** Start Input rows **
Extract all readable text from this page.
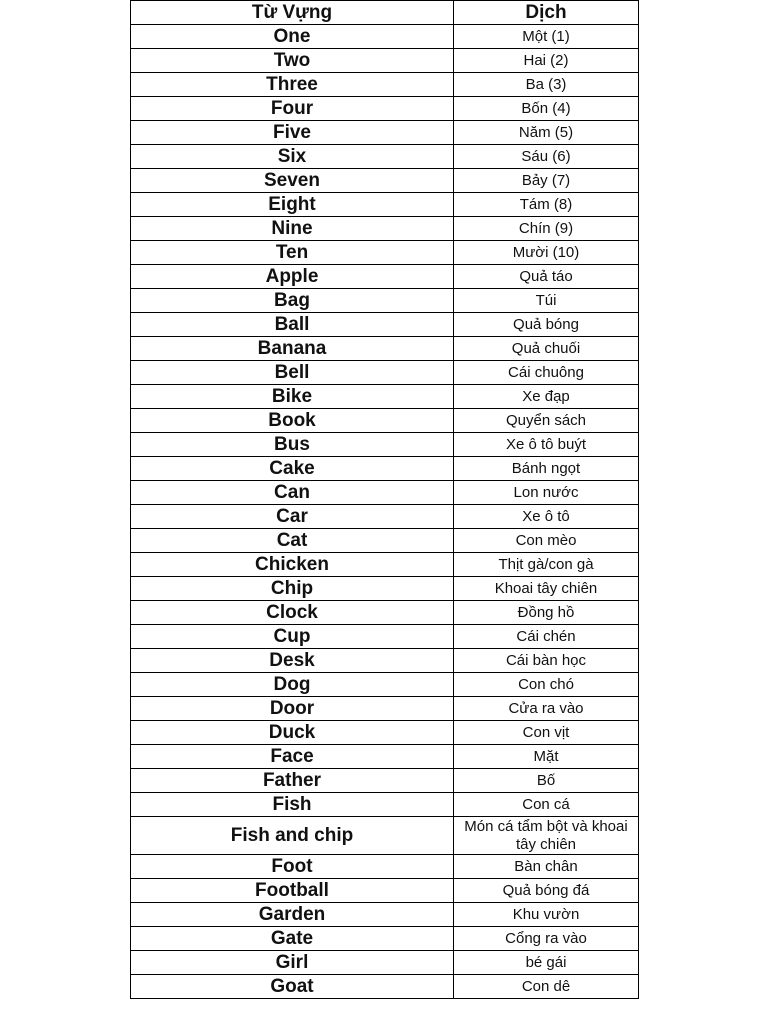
Từ Vựng	Dịch
One	Một (1)
Two	Hai (2)
Three	Ba (3)
Four	Bốn (4)
Five	Năm (5)
Six	Sáu (6)
Seven	Bảy (7)
Eight	Tám (8)
Nine	Chín (9)
Ten	Mười (10)
Apple	Quả táo
Bag	Túi
Ball	Quả bóng
Banana	Quả chuối
Bell	Cái chuông
Bike	Xe đạp
Book	Quyển sách
Bus	Xe ô tô buýt
Cake	Bánh ngọt
Can	Lon nước
Car	Xe ô tô
Cat	Con mèo
Chicken	Thịt gà/con gà
Chip	Khoai tây chiên
Clock	Đồng hồ
Cup	Cái chén
Desk	Cái bàn học
Dog	Con chó
Door	Cửa ra vào
Duck	Con vịt
Face	Mặt
Father	Bố
Fish	Con cá
Fish and chip	Món cá tẩm bột và khoai tây chiên
Foot	Bàn chân
Football	Quả bóng đá
Garden	Khu vườn
Gate	Cổng ra vào
Girl	bé gái
Goat	Con dê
** End Input rows **
Aim –
Every entry must be transcribed exactly. Pictures do not belong in the copy.

Response –
Extract all readable text from this page.
Từ Vựng	Dịch
One	Một (1)
Two	Hai (2)
Three	Ba (3)
Four	Bốn (4)
Five	Năm (5)
Six	Sáu (6)
Seven	Bảy (7)
Eight	Tám (8)
Nine	Chín (9)
Ten	Mười (10)
Apple	Quả táo
Bag	Túi
Ball	Quả bóng
Banana	Quả chuối
Bell	Cái chuông
Bike	Xe đạp
Book	Quyển sách
Bus	Xe ô tô buýt
Cake	Bánh ngọt
Can	Lon nước
Car	Xe ô tô
Cat	Con mèo
Chicken	Thịt gà/con gà
Chip	Khoai tây chiên
Clock	Đồng hồ
Cup	Cái chén
Desk	Cái bàn học
Dog	Con chó
Door	Cửa ra vào
Duck	Con vịt
Face	Mặt
Father	Bố
Fish	Con cá
Fish and chip	Món cá tẩm bột và khoai tây chiên
Foot	Bàn chân
Football	Quả bóng đá
Garden	Khu vườn
Gate	Cổng ra vào
Girl	bé gái
Goat	Con dê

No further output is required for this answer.